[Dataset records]
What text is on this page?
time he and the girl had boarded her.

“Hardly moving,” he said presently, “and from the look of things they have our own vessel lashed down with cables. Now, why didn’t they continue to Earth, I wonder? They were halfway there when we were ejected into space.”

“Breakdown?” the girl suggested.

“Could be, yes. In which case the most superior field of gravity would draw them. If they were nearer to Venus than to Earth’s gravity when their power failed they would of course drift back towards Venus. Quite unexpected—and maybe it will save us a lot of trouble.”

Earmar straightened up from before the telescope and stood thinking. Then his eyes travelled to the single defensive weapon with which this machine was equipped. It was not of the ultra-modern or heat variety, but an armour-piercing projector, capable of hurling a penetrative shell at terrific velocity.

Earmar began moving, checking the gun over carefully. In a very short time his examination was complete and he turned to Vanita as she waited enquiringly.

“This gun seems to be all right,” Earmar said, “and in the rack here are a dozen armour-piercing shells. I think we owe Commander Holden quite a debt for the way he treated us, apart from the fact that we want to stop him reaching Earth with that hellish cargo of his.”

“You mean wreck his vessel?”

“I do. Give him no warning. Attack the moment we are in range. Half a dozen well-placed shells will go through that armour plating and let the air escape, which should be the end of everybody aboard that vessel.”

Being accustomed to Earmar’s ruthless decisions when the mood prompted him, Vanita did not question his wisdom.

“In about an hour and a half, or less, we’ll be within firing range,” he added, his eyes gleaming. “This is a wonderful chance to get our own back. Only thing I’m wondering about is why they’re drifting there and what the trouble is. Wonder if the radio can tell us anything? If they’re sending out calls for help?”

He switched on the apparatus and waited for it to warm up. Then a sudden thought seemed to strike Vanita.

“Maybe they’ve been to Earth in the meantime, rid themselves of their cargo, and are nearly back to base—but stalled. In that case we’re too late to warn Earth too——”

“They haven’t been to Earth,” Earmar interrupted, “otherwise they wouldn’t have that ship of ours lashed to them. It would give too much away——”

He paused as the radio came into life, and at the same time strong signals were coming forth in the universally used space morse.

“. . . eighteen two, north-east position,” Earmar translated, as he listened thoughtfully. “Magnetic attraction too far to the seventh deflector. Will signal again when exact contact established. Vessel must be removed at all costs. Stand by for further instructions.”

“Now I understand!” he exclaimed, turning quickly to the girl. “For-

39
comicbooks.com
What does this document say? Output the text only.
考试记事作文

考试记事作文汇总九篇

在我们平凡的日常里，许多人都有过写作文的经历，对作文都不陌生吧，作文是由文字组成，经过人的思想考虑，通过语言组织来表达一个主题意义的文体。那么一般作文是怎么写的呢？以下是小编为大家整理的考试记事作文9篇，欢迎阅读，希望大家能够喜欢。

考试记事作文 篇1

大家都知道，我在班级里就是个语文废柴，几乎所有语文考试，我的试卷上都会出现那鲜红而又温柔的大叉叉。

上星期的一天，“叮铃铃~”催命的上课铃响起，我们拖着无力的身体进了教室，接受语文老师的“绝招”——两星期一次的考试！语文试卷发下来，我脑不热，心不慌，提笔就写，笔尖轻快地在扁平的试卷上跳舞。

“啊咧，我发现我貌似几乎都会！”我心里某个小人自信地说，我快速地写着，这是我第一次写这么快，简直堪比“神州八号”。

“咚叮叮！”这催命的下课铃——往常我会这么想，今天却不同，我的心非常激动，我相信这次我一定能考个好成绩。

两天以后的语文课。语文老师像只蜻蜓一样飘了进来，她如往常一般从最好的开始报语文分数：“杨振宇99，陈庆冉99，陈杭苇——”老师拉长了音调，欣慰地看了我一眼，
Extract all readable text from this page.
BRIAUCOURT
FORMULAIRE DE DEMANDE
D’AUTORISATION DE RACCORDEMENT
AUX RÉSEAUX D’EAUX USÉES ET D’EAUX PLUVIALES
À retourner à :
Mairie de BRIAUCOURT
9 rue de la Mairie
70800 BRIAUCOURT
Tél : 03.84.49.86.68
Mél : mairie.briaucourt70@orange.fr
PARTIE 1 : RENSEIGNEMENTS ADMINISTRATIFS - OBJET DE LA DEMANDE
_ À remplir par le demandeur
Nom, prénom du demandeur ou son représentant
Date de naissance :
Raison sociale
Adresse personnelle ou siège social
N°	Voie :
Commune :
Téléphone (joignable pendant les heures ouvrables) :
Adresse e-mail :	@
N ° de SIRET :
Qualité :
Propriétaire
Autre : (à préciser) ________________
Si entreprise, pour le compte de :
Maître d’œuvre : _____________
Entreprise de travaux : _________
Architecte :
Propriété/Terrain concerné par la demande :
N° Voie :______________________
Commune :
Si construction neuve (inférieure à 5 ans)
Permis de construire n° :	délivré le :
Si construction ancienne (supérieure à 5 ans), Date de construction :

YOUR TASK ->
Establish how many lines of the records contain the string "cargo" and state that number without elaboration.

ANSWER TO THE EXERCISE ->
2